What needs to be done.
Extract every line below, verbatim.
..............................
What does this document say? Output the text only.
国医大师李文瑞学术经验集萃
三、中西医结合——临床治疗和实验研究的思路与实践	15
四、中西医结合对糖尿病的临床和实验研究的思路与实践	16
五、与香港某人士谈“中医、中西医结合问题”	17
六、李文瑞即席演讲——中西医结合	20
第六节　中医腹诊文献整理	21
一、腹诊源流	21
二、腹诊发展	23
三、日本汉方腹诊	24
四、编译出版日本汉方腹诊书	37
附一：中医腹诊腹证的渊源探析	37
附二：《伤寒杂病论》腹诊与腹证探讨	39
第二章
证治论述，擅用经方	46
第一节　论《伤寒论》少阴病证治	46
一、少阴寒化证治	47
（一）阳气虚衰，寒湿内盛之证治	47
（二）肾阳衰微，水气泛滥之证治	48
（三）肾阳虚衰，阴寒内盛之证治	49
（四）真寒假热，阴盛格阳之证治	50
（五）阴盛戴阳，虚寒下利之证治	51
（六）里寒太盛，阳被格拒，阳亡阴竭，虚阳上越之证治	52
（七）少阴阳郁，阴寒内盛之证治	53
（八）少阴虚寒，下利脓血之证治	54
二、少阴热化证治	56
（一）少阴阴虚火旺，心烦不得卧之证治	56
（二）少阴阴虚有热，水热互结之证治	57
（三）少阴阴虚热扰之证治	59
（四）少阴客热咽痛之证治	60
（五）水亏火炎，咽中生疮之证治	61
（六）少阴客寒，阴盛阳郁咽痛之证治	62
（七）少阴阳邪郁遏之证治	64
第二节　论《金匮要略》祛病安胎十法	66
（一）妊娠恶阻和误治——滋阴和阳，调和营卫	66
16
..............................
Written answer.
What does this document say? Output the text only.
国医大师李文瑞学术经验集萃
三、中西医结合——临床治疗和实验研究的思路与实践	15
四、中西医结合对糖尿病的临床和实验研究的思路与实践	16
五、与香港某人士谈“中医、中西医结合问题”	17
六、李文瑞即席演讲——中西医结合	20
第六节　中医腹诊文献整理	21
一、腹诊源流	21
二、腹诊发展	23
三、日本汉方腹诊	24
四、编译出版日本汉方腹诊书	37
附一：中医腹诊腹证的渊源探析	37
附二：《伤寒杂病论》腹诊与腹证探讨	39
第二章
证治论述，擅用经方	46
第一节　论《伤寒论》少阴病证治	46
一、少阴寒化证治	47
（一）阳气虚衰，寒湿内盛之证治	47
（二）肾阳衰微，水气泛滥之证治	48
（三）肾阳虚衰，阴寒内盛之证治	49
（四）真寒假热，阴盛格阳之证治	50
（五）阴盛戴阳，虚寒下利之证治	51
（六）里寒太盛，阳被格拒，阳亡阴竭，虚阳上越之证治	52
（七）少阴阳郁，阴寒内盛之证治	53
（八）少阴虚寒，下利脓血之证治	54
二、少阴热化证治	56
（一）少阴阴虚火旺，心烦不得卧之证治	56
（二）少阴阴虚有热，水热互结之证治	57
（三）少阴阴虚热扰之证治	59
（四）少阴客热咽痛之证治	60
（五）水亏火炎，咽中生疮之证治	61
（六）少阴客寒，阴盛阳郁咽痛之证治	62
（七）少阴阳邪郁遏之证治	64
第二节　论《金匮要略》祛病安胎十法	66
（一）妊娠恶阻和误治——滋阴和阳，调和营卫	66
16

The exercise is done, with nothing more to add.